═════ Supplied material ═════

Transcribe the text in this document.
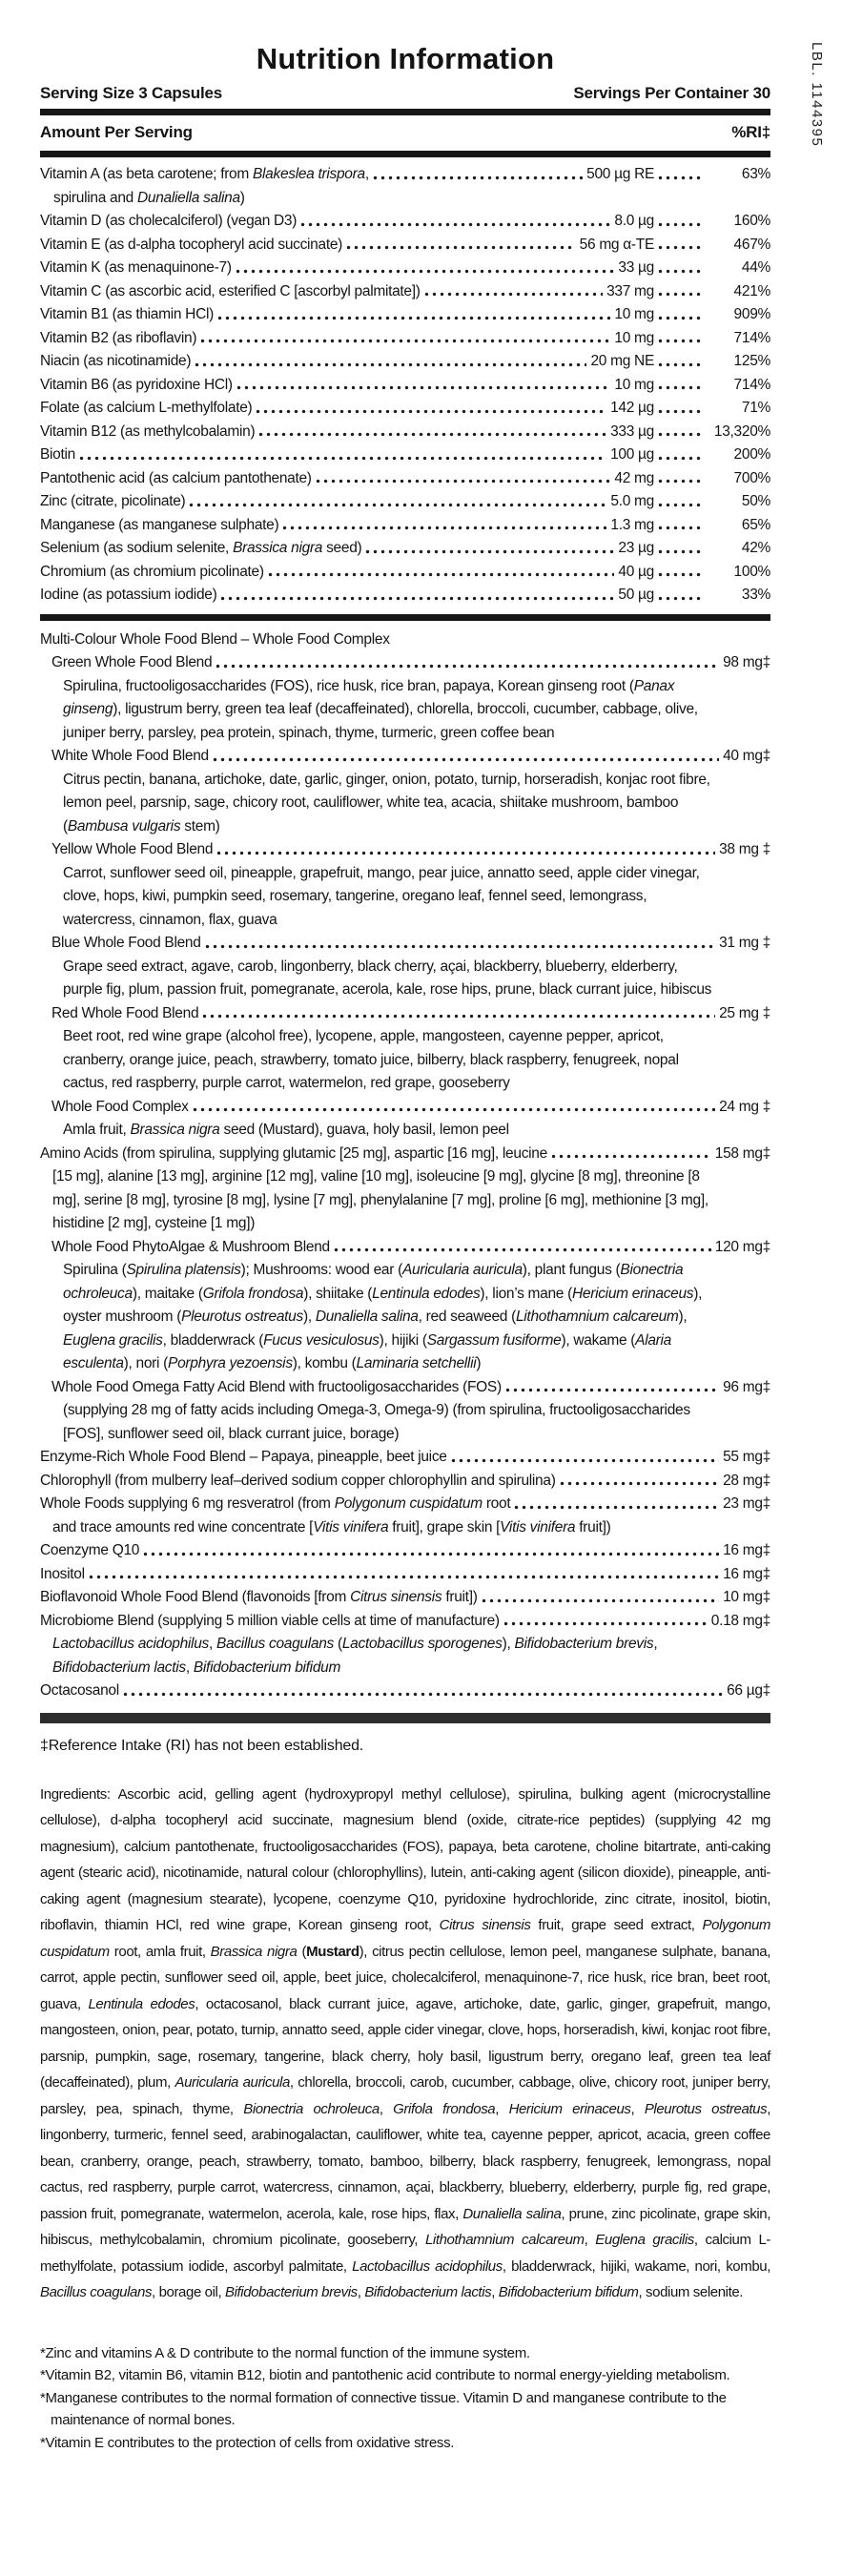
LBL. 1144395
Nutrition Information
Serving Size 3 Capsules	Servings Per Container 30
Amount Per Serving	%RI‡
Vitamin A (as beta carotene; from Blakeslea trispora,	500 µg RE	63%
spirulina and Dunaliella salina)
Vitamin D (as cholecalciferol) (vegan D3)	8.0 µg	160%
Vitamin E (as d-alpha tocopheryl acid succinate)	56 mg α-TE	467%
Vitamin K (as menaquinone-7)	33 µg	44%
Vitamin C (as ascorbic acid, esterified C [ascorbyl palmitate])	337 mg	421%
Vitamin B1 (as thiamin HCl)	10 mg	909%
Vitamin B2 (as riboflavin)	10 mg	714%
Niacin (as nicotinamide)	20 mg NE	125%
Vitamin B6 (as pyridoxine HCl)	10 mg	714%
Folate (as calcium L-methylfolate)	142 µg	71%
Vitamin B12 (as methylcobalamin)	333 µg	13,320%
Biotin	100 µg	200%
Pantothenic acid (as calcium pantothenate)	42 mg	700%
Zinc (citrate, picolinate)	5.0 mg	50%
Manganese (as manganese sulphate)	1.3 mg	65%
Selenium (as sodium selenite, Brassica nigra seed)	23 µg	42%
Chromium (as chromium picolinate)	40 µg	100%
Iodine (as potassium iodide)	50 µg	33%
Multi-Colour Whole Food Blend – Whole Food Complex
Green Whole Food Blend	98 mg‡
Spirulina, fructooligosaccharides (FOS), rice husk, rice bran, papaya, Korean ginseng root (Panax ginseng), ligustrum berry, green tea leaf (decaffeinated), chlorella, broccoli, cucumber, cabbage, olive, juniper berry, parsley, pea protein, spinach, thyme, turmeric, green coffee bean
White Whole Food Blend	40 mg‡
Citrus pectin, banana, artichoke, date, garlic, ginger, onion, potato, turnip, horseradish, konjac root fibre, lemon peel, parsnip, sage, chicory root, cauliflower, white tea, acacia, shiitake mushroom, bamboo (Bambusa vulgaris stem)
Yellow Whole Food Blend	38 mg ‡
Carrot, sunflower seed oil, pineapple, grapefruit, mango, pear juice, annatto seed, apple cider vinegar, clove, hops, kiwi, pumpkin seed, rosemary, tangerine, oregano leaf, fennel seed, lemongrass, watercress, cinnamon, flax, guava
Blue Whole Food Blend	31 mg ‡
Grape seed extract, agave, carob, lingonberry, black cherry, açai, blackberry, blueberry, elderberry, purple fig, plum, passion fruit, pomegranate, acerola, kale, rose hips, prune, black currant juice, hibiscus
Red Whole Food Blend	25 mg ‡
Beet root, red wine grape (alcohol free), lycopene, apple, mangosteen, cayenne pepper, apricot, cranberry, orange juice, peach, strawberry, tomato juice, bilberry, black raspberry, fenugreek, nopal cactus, red raspberry, purple carrot, watermelon, red grape, gooseberry
Whole Food Complex	24 mg ‡
Amla fruit, Brassica nigra seed (Mustard), guava, holy basil, lemon peel
Amino Acids (from spirulina, supplying glutamic [25 mg], aspartic [16 mg], leucine	158 mg‡
[15 mg], alanine [13 mg], arginine [12 mg], valine [10 mg], isoleucine [9 mg], glycine [8 mg], threonine [8 mg], serine [8 mg], tyrosine [8 mg], lysine [7 mg], phenylalanine [7 mg], proline [6 mg], methionine [3 mg], histidine [2 mg], cysteine [1 mg])
Whole Food PhytoAlgae & Mushroom Blend	120 mg‡
Spirulina (Spirulina platensis); Mushrooms: wood ear (Auricularia auricula), plant fungus (Bionectria ochroleuca), maitake (Grifola frondosa), shiitake (Lentinula edodes), lion’s mane (Hericium erinaceus), oyster mushroom (Pleurotus ostreatus), Dunaliella salina, red seaweed (Lithothamnium calcareum), Euglena gracilis, bladderwrack (Fucus vesiculosus), hijiki (Sargassum fusiforme), wakame (Alaria esculenta), nori (Porphyra yezoensis), kombu (Laminaria setchellii)
Whole Food Omega Fatty Acid Blend with fructooligosaccharides (FOS)	96 mg‡
(supplying 28 mg of fatty acids including Omega-3, Omega-9) (from spirulina, fructooligosaccharides [FOS], sunflower seed oil, black currant juice, borage)
Enzyme-Rich Whole Food Blend – Papaya, pineapple, beet juice	55 mg‡
Chlorophyll (from mulberry leaf–derived sodium copper chlorophyllin and spirulina)	28 mg‡
Whole Foods supplying 6 mg resveratrol (from Polygonum cuspidatum root	23 mg‡
and trace amounts red wine concentrate [Vitis vinifera fruit], grape skin [Vitis vinifera fruit])
Coenzyme Q10	16 mg‡
Inositol	16 mg‡
Bioflavonoid Whole Food Blend (flavonoids [from Citrus sinensis fruit])	10 mg‡
Microbiome Blend (supplying 5 million viable cells at time of manufacture)	0.18 mg‡
Lactobacillus acidophilus, Bacillus coagulans (Lactobacillus sporogenes), Bifidobacterium brevis, Bifidobacterium lactis, Bifidobacterium bifidum
Octacosanol	66 µg‡
‡Reference Intake (RI) has not been established.
Ingredients: Ascorbic acid, gelling agent (hydroxypropyl methyl cellulose), spirulina, bulking agent (microcrystalline cellulose), d-alpha tocopheryl acid succinate, magnesium blend (oxide, citrate-rice peptides) (supplying 42 mg magnesium), calcium pantothenate, fructooligosaccharides (FOS), papaya, beta carotene, choline bitartrate, anti-caking agent (stearic acid), nicotinamide, natural colour (chlorophyllins), lutein, anti-caking agent (silicon dioxide), pineapple, anti-caking agent (magnesium stearate), lycopene, coenzyme Q10, pyridoxine hydrochloride, zinc citrate, inositol, biotin, riboflavin, thiamin HCl, red wine grape, Korean ginseng root, Citrus sinensis fruit, grape seed extract, Polygonum cuspidatum root, amla fruit, Brassica nigra (Mustard), citrus pectin cellulose, lemon peel, manganese sulphate, banana, carrot, apple pectin, sunflower seed oil, apple, beet juice, cholecalciferol, menaquinone-7, rice husk, rice bran, beet root, guava, Lentinula edodes, octacosanol, black currant juice, agave, artichoke, date, garlic, ginger, grapefruit, mango, mangosteen, onion, pear, potato, turnip, annatto seed, apple cider vinegar, clove, hops, horseradish, kiwi, konjac root fibre, parsnip, pumpkin, sage, rosemary, tangerine, black cherry, holy basil, ligustrum berry, oregano leaf, green tea leaf (decaffeinated), plum, Auricularia auricula, chlorella, broccoli, carob, cucumber, cabbage, olive, chicory root, juniper berry, parsley, pea, spinach, thyme, Bionectria ochroleuca, Grifola frondosa, Hericium erinaceus, Pleurotus ostreatus, lingonberry, turmeric, fennel seed, arabinogalactan, cauliflower, white tea, cayenne pepper, apricot, acacia, green coffee bean, cranberry, orange, peach, strawberry, tomato, bamboo, bilberry, black raspberry, fenugreek, lemongrass, nopal cactus, red raspberry, purple carrot, watercress, cinnamon, açai, blackberry, blueberry, elderberry, purple fig, red grape, passion fruit, pomegranate, watermelon, acerola, kale, rose hips, flax, Dunaliella salina, prune, zinc picolinate, grape skin, hibiscus, methylcobalamin, chromium picolinate, gooseberry, Lithothamnium calcareum, Euglena gracilis, calcium L-methylfolate, potassium iodide, ascorbyl palmitate, Lactobacillus acidophilus, bladderwrack, hijiki, wakame, nori, kombu, Bacillus coagulans, borage oil, Bifidobacterium brevis, Bifidobacterium lactis, Bifidobacterium bifidum, sodium selenite.
*Zinc and vitamins A & D contribute to the normal function of the immune system.
*Vitamin B2, vitamin B6, vitamin B12, biotin and pantothenic acid contribute to normal energy-yielding metabolism.
*Manganese contributes to the normal formation of connective tissue. Vitamin D and manganese contribute to the maintenance of normal bones.
*Vitamin E contributes to the protection of cells from oxidative stress.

═════

* What you need to do
Only lines holding the word "Complex" belong in the answer; copy all of them from the records.

* Task output
Multi-Colour Whole Food Blend – Whole Food Complex
Whole Food Complex	24 mg ‡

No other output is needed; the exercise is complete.